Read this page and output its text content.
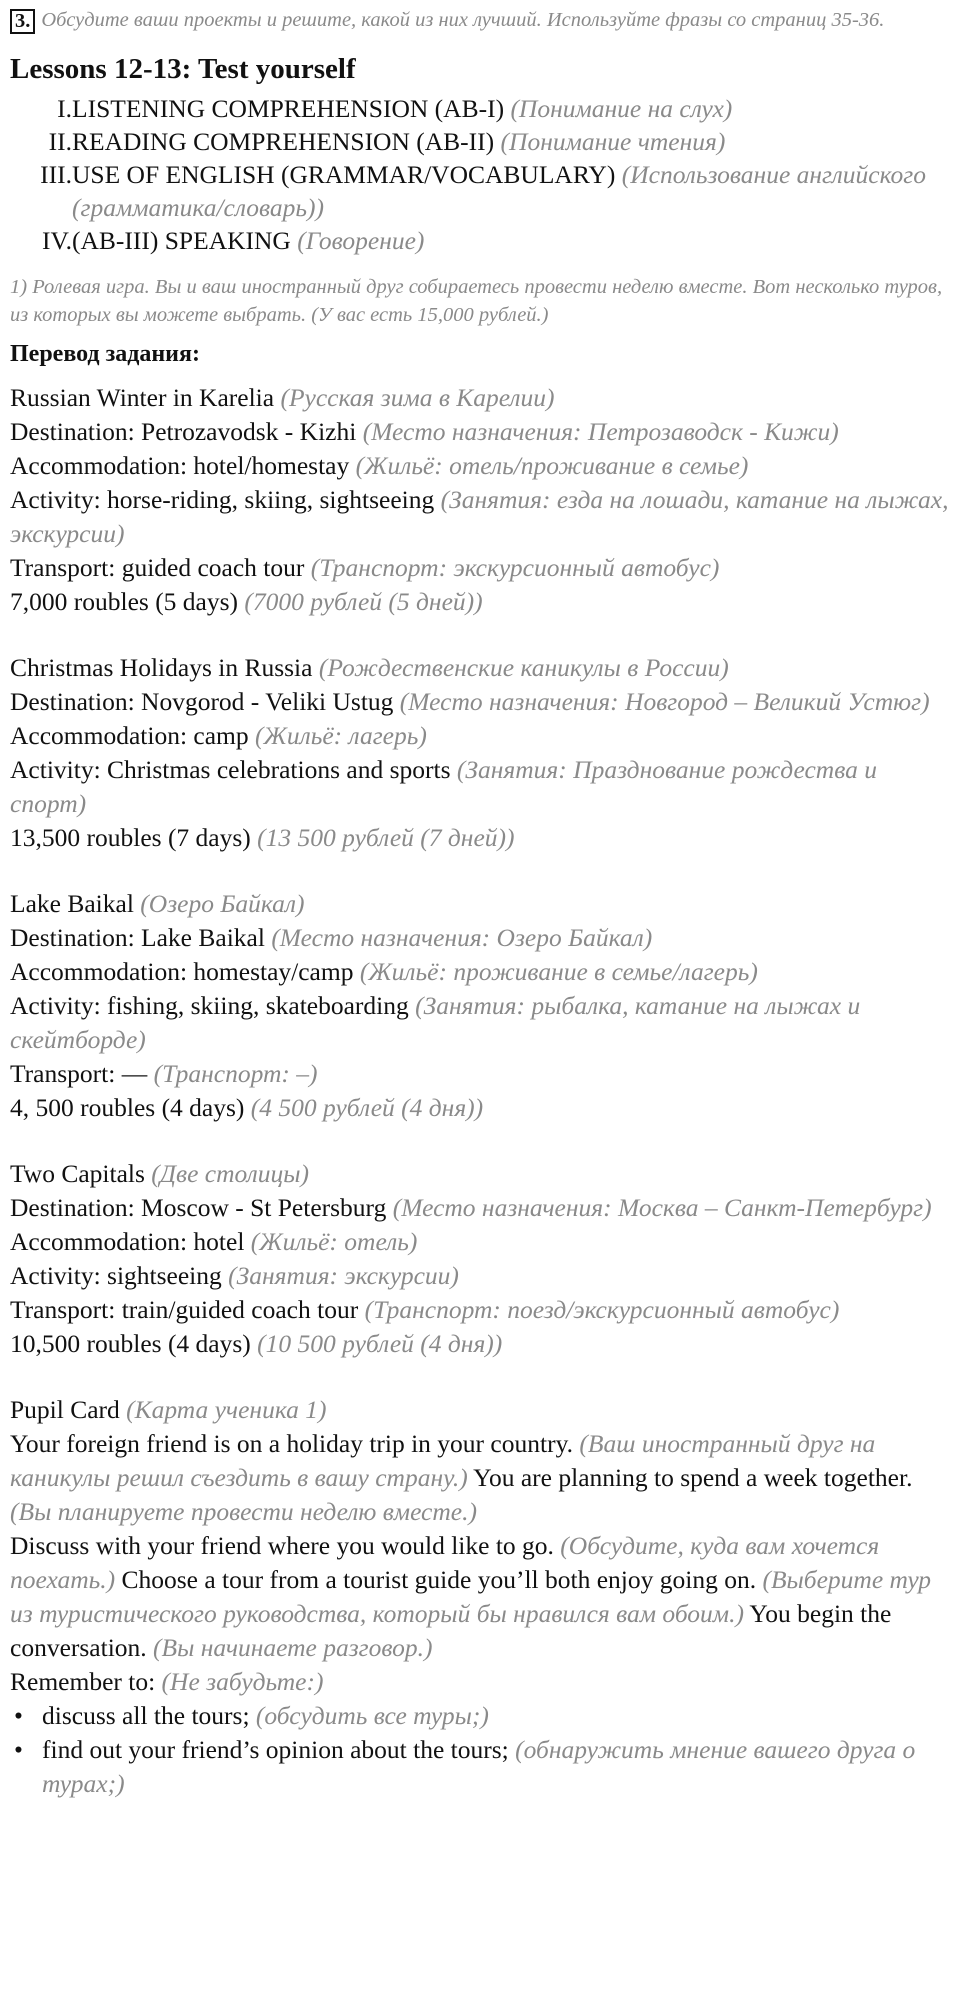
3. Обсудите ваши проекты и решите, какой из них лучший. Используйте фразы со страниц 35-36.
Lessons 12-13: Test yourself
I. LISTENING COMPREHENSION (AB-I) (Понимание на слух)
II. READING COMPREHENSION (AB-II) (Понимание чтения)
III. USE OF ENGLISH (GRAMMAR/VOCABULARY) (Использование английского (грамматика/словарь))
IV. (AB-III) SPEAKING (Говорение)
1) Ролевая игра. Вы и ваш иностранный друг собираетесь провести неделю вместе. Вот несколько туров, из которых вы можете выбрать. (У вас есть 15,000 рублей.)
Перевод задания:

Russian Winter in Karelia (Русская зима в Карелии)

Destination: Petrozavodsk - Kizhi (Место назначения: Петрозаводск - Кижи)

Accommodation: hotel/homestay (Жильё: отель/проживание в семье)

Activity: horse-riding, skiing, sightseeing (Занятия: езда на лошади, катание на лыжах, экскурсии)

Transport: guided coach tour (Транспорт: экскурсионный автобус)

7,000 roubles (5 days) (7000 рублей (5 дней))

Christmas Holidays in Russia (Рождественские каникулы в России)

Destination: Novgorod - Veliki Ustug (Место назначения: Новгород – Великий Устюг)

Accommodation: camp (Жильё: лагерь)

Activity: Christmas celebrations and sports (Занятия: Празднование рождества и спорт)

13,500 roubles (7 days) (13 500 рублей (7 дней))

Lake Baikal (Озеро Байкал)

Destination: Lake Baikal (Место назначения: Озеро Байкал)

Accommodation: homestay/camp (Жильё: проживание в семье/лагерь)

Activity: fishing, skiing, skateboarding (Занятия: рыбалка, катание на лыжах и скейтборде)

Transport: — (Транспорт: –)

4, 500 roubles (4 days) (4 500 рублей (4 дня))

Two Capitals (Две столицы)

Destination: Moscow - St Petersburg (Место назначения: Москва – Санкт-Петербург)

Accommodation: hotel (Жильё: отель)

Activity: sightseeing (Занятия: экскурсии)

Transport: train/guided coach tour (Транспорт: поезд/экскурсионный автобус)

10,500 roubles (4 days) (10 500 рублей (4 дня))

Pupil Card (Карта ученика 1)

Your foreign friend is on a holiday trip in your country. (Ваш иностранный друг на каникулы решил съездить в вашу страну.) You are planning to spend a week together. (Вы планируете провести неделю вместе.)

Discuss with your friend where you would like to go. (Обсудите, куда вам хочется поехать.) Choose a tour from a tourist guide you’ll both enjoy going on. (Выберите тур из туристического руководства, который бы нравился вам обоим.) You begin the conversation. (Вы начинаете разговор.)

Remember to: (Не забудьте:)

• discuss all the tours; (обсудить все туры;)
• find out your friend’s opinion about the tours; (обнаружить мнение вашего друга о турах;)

##########

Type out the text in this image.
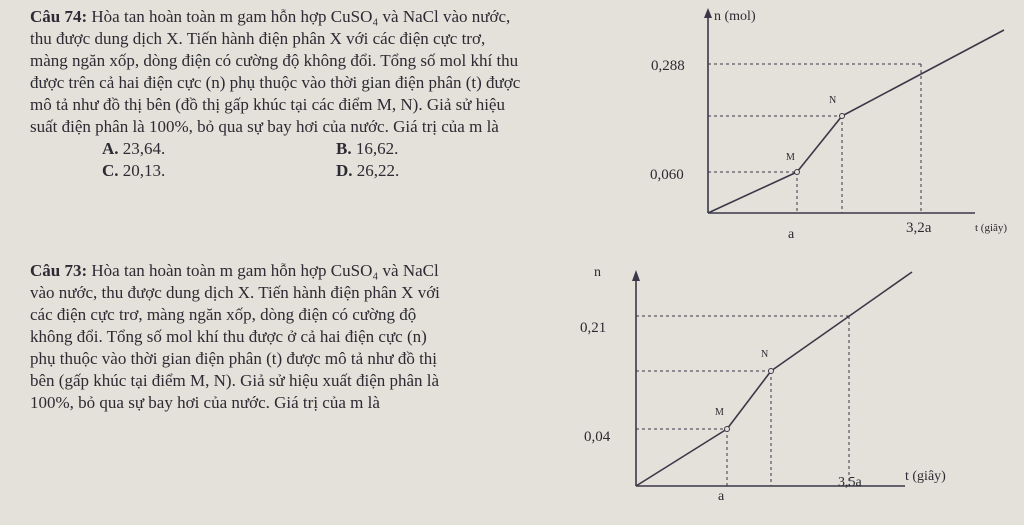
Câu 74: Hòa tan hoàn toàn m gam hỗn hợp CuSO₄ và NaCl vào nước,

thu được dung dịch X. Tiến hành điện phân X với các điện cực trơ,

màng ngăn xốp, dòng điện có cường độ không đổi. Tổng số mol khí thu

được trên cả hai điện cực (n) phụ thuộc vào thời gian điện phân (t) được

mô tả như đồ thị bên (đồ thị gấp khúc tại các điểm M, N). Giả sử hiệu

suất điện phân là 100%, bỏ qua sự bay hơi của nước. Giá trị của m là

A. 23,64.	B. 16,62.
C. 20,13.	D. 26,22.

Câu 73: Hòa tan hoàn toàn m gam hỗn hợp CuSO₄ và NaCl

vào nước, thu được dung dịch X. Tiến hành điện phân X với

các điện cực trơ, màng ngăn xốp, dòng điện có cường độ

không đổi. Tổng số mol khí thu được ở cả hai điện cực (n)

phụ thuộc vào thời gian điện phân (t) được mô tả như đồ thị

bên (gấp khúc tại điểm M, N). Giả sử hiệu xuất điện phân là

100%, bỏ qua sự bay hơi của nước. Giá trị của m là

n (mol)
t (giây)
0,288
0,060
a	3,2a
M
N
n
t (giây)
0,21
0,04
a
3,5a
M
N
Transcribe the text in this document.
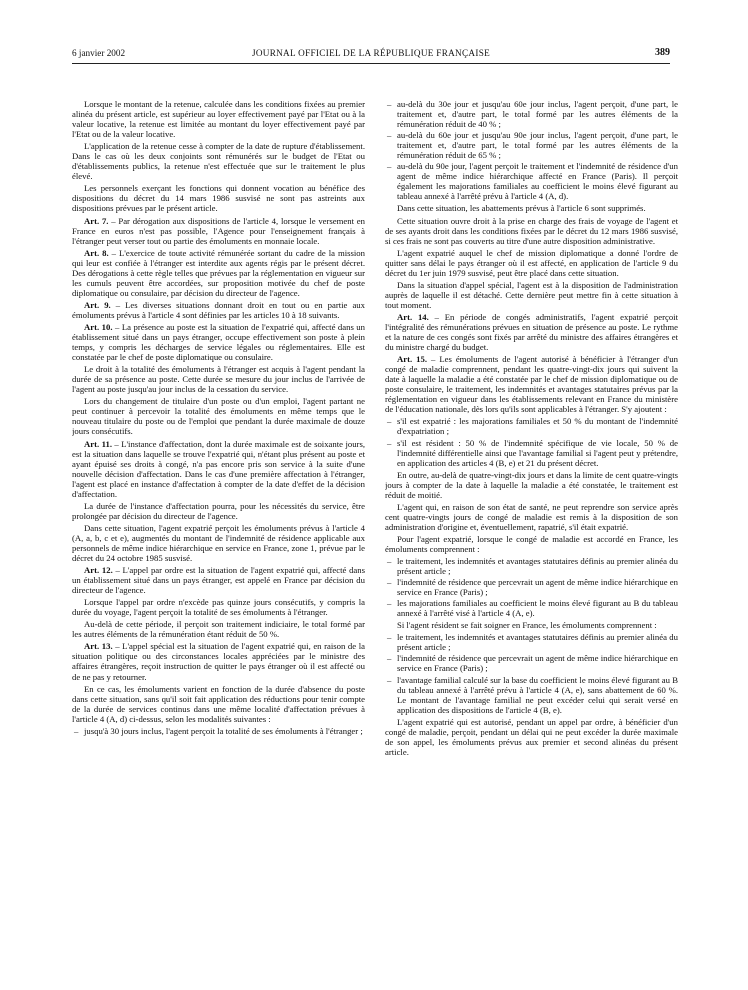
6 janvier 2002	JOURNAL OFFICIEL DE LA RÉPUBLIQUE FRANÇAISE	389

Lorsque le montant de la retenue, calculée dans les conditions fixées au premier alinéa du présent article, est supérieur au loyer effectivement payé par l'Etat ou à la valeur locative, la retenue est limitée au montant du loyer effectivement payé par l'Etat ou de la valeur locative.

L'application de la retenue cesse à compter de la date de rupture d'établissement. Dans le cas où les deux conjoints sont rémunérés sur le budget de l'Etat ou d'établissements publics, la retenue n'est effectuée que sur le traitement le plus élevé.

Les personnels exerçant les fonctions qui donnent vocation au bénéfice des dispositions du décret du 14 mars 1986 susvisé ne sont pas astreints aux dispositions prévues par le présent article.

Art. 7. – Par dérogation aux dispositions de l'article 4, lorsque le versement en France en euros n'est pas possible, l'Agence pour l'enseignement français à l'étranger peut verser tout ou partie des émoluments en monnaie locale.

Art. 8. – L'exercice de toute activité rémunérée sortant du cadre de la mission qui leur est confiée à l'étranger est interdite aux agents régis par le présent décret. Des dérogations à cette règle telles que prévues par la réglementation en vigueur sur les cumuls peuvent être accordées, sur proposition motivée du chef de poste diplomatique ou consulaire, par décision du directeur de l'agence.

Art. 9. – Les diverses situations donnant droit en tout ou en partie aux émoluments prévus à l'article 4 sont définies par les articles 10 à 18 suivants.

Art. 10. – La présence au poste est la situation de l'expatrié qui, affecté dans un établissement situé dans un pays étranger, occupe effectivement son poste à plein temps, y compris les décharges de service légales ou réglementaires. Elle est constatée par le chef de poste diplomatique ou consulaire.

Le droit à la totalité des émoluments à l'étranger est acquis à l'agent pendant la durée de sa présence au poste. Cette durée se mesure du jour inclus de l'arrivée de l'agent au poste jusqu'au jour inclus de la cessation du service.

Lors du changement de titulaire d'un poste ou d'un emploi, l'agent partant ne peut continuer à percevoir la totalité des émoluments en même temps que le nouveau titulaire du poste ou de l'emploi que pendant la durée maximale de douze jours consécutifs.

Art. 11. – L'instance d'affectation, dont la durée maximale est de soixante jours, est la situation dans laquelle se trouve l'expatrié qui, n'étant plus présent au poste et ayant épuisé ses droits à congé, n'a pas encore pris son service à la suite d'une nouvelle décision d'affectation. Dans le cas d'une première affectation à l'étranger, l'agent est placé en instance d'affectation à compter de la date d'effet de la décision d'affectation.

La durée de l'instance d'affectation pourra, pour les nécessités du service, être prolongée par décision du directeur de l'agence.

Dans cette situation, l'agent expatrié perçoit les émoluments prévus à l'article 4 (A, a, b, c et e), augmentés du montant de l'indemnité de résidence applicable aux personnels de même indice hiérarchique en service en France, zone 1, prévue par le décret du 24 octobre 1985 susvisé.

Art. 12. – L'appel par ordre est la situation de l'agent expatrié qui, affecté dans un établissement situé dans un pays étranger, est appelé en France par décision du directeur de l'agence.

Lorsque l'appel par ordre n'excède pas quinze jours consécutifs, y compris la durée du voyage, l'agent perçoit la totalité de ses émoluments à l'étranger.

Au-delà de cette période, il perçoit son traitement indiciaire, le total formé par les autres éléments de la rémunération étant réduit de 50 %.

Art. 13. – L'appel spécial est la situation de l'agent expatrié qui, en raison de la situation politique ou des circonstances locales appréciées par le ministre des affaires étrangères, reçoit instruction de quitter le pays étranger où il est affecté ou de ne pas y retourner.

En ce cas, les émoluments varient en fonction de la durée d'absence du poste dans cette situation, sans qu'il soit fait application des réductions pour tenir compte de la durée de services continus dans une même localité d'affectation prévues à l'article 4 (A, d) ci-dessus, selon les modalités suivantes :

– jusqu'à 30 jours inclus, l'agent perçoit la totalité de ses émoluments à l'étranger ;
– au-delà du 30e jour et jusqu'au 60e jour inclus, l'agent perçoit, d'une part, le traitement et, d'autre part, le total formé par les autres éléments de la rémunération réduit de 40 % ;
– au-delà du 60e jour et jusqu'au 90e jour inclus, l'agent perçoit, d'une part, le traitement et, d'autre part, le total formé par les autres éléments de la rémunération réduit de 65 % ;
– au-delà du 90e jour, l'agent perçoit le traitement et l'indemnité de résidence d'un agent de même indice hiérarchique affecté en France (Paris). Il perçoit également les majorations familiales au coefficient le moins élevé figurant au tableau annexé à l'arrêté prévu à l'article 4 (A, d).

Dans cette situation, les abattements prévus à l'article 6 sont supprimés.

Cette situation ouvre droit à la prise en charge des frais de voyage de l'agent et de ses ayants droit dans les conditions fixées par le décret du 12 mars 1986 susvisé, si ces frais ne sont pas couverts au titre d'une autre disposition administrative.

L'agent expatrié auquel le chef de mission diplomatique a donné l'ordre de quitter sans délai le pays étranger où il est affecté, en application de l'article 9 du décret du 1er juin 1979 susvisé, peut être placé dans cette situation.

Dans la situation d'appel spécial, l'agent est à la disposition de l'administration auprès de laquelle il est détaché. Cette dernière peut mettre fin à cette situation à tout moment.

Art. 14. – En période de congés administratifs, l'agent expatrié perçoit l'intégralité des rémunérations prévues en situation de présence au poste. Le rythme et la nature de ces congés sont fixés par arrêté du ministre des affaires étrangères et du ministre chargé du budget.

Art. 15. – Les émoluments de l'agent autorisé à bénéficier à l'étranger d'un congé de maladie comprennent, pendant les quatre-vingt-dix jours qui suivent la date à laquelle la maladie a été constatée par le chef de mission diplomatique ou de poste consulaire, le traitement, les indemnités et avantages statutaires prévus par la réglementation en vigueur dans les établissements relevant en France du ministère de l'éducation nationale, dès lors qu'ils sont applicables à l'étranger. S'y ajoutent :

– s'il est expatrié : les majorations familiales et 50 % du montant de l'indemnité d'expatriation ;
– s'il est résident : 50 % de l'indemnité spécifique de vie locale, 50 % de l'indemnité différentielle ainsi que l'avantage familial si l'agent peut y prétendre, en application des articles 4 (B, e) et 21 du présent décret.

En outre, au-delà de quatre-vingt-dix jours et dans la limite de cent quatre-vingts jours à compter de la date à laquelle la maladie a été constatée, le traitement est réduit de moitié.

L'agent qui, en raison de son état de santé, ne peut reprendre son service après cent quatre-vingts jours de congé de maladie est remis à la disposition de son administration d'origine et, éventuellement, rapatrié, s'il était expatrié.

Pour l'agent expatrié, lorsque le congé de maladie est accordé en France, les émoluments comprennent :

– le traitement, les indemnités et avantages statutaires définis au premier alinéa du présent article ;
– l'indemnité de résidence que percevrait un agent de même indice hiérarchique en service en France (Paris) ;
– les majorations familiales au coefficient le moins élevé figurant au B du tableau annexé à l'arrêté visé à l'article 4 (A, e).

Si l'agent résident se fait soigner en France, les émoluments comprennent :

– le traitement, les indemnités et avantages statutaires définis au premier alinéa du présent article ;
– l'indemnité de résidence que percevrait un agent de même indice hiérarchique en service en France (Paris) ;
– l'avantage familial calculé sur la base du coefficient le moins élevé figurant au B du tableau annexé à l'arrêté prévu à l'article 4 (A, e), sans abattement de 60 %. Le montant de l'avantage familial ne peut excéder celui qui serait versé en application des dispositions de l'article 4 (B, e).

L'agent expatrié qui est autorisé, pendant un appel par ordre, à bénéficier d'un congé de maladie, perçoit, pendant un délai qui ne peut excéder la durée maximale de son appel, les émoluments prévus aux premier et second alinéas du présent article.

##########

§ **TO BE DONE**:
In the entries above, identify each line that includes the string "Понимание", then copy it.

§ **RESULT BELOW**:
I. LISTENING COMPREHENSION (AB-I) (Понимание на слух)
II. READING COMPREHENSION (AB-II) (Понимание чтения)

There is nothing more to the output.